:: Dataset content

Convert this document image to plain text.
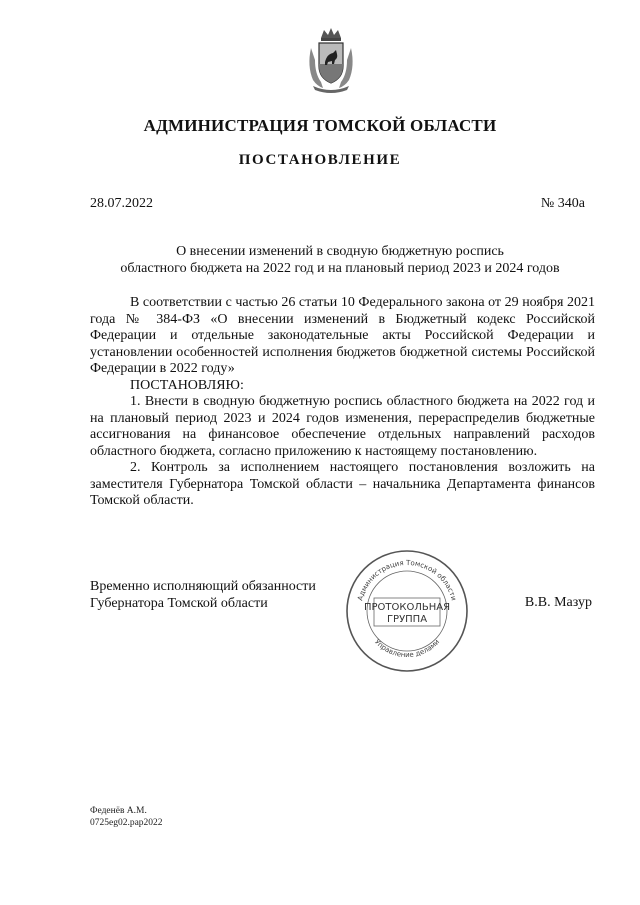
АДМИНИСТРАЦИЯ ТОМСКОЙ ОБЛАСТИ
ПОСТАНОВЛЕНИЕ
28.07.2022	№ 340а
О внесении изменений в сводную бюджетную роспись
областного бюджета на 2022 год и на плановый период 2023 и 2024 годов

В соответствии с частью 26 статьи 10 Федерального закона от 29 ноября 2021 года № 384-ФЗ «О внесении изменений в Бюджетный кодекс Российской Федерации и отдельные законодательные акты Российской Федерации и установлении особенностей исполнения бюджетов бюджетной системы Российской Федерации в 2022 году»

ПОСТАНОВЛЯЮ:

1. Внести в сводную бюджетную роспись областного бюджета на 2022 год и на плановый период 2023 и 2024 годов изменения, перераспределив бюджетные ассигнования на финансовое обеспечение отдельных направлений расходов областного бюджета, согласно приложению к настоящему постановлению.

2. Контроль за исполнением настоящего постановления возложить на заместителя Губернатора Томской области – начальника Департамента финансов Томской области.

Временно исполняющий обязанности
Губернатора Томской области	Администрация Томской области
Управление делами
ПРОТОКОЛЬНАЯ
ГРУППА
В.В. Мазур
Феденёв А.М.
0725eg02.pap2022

::::

• What is needed: Quote the entries above word for word. Leave the images out.

• Full solution:
Convert this document image to plain text.
АДМИНИСТРАЦИЯ ТОМСКОЙ ОБЛАСТИ
ПОСТАНОВЛЕНИЕ
28.07.2022	№ 340а
О внесении изменений в сводную бюджетную роспись
областного бюджета на 2022 год и на плановый период 2023 и 2024 годов

В соответствии с частью 26 статьи 10 Федерального закона от 29 ноября 2021 года № 384-ФЗ «О внесении изменений в Бюджетный кодекс Российской Федерации и отдельные законодательные акты Российской Федерации и установлении особенностей исполнения бюджетов бюджетной системы Российской Федерации в 2022 году»

ПОСТАНОВЛЯЮ:

1. Внести в сводную бюджетную роспись областного бюджета на 2022 год и на плановый период 2023 и 2024 годов изменения, перераспределив бюджетные ассигнования на финансовое обеспечение отдельных направлений расходов областного бюджета, согласно приложению к настоящему постановлению.

2. Контроль за исполнением настоящего постановления возложить на заместителя Губернатора Томской области – начальника Департамента финансов Томской области.

Временно исполняющий обязанности
Губернатора Томской области	Администрация Томской области
Управление делами
ПРОТОКОЛЬНАЯ
ГРУППА
В.В. Мазур
Феденёв А.М.
0725eg02.pap2022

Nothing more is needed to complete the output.